Exercise objective — Look for the string "中国自动化学会副理事长" in the lines and copy each line that has it.
##### Stored records #####
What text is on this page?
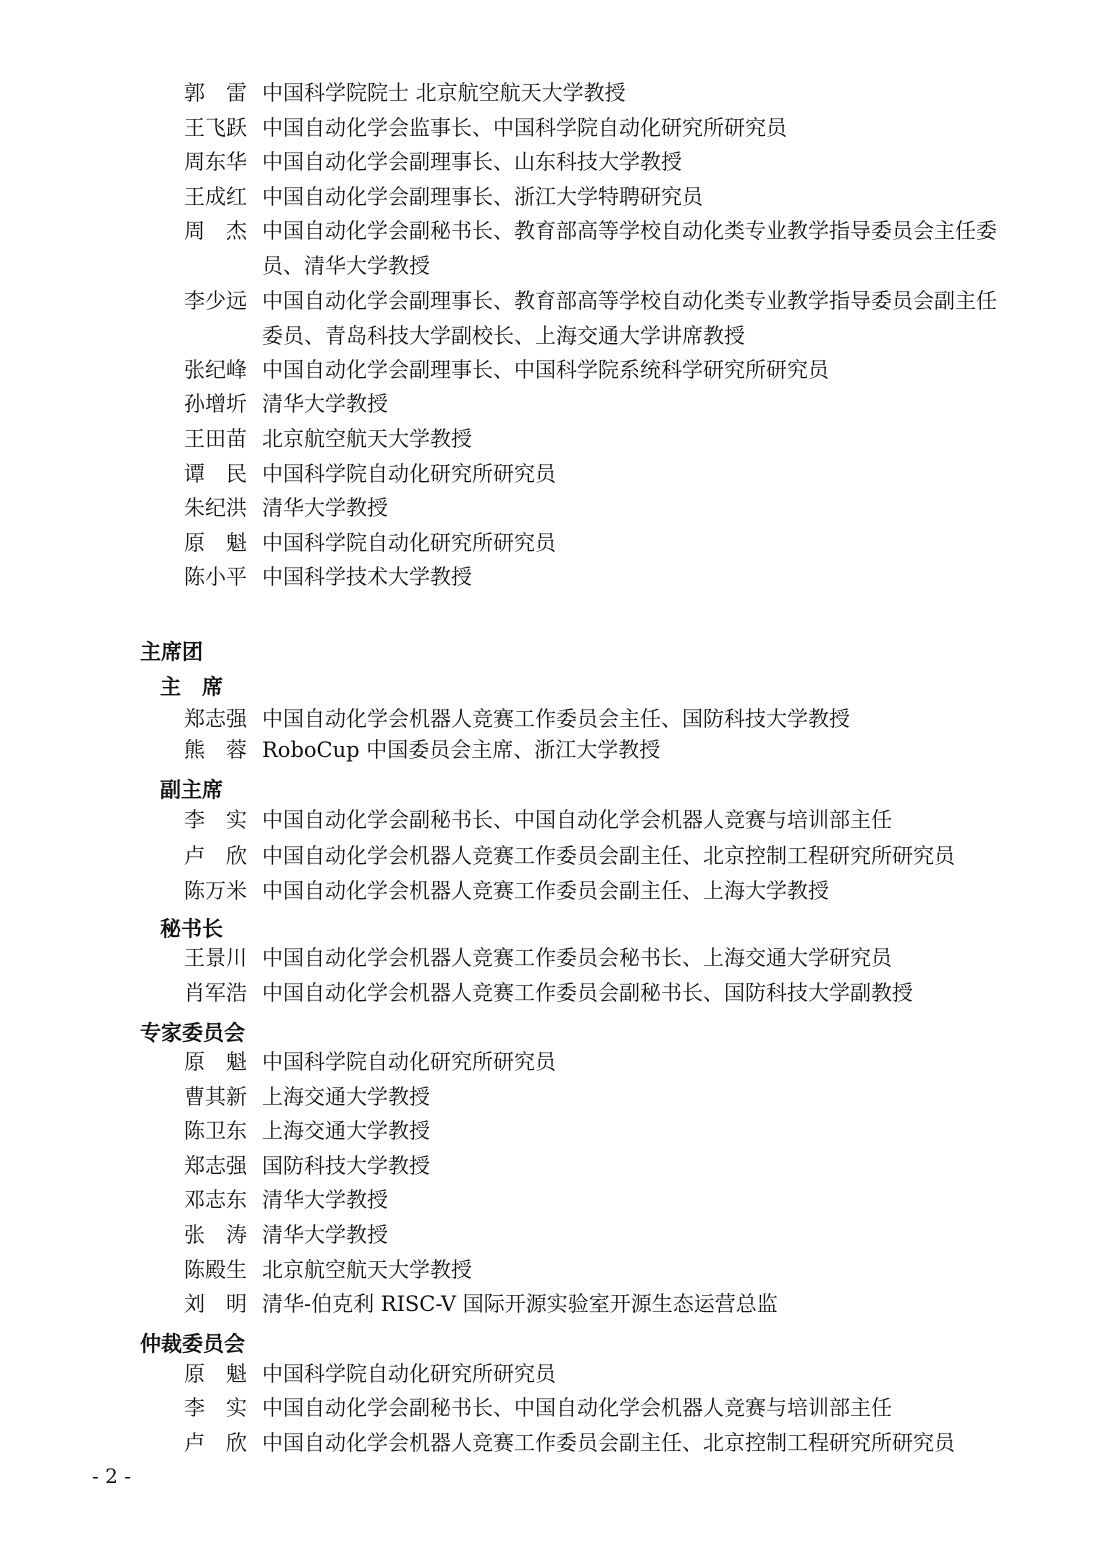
郭　雷 中国科学院院士 北京航空航天大学教授
王飞跃 中国自动化学会监事长、中国科学院自动化研究所研究员
周东华 中国自动化学会副理事长、山东科技大学教授
王成红 中国自动化学会副理事长、浙江大学特聘研究员
周　杰 中国自动化学会副秘书长、教育部高等学校自动化类专业教学指导委员会主任委员、清华大学教授
李少远 中国自动化学会副理事长、教育部高等学校自动化类专业教学指导委员会副主任委员、青岛科技大学副校长、上海交通大学讲席教授
张纪峰 中国自动化学会副理事长、中国科学院系统科学研究所研究员
孙增圻 清华大学教授
王田苗 北京航空航天大学教授
谭　民 中国科学院自动化研究所研究员
朱纪洪 清华大学教授
原　魁 中国科学院自动化研究所研究员
陈小平 中国科学技术大学教授
主席团
主　席
郑志强 中国自动化学会机器人竞赛工作委员会主任、国防科技大学教授
熊　蓉 RoboCup 中国委员会主席、浙江大学教授
副主席
李　实 中国自动化学会副秘书长、中国自动化学会机器人竞赛与培训部主任
卢　欣 中国自动化学会机器人竞赛工作委员会副主任、北京控制工程研究所研究员
陈万米 中国自动化学会机器人竞赛工作委员会副主任、上海大学教授
秘书长
王景川 中国自动化学会机器人竞赛工作委员会秘书长、上海交通大学研究员
肖军浩 中国自动化学会机器人竞赛工作委员会副秘书长、国防科技大学副教授
专家委员会
原　魁 中国科学院自动化研究所研究员
曹其新 上海交通大学教授
陈卫东 上海交通大学教授
郑志强 国防科技大学教授
邓志东 清华大学教授
张　涛 清华大学教授
陈殿生 北京航空航天大学教授
刘　明 清华-伯克利 RISC-V 国际开源实验室开源生态运营总监
仲裁委员会
原　魁 中国科学院自动化研究所研究员
李　实 中国自动化学会副秘书长、中国自动化学会机器人竞赛与培训部主任
卢　欣 中国自动化学会机器人竞赛工作委员会副主任、北京控制工程研究所研究员
- 2 -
#####
Written solution —
周东华 中国自动化学会副理事长、山东科技大学教授
王成红 中国自动化学会副理事长、浙江大学特聘研究员
李少远 中国自动化学会副理事长、教育部高等学校自动化类专业教学指导委员会副主任委员、青岛科技大学副校长、上海交通大学讲席教授
张纪峰 中国自动化学会副理事长、中国科学院系统科学研究所研究员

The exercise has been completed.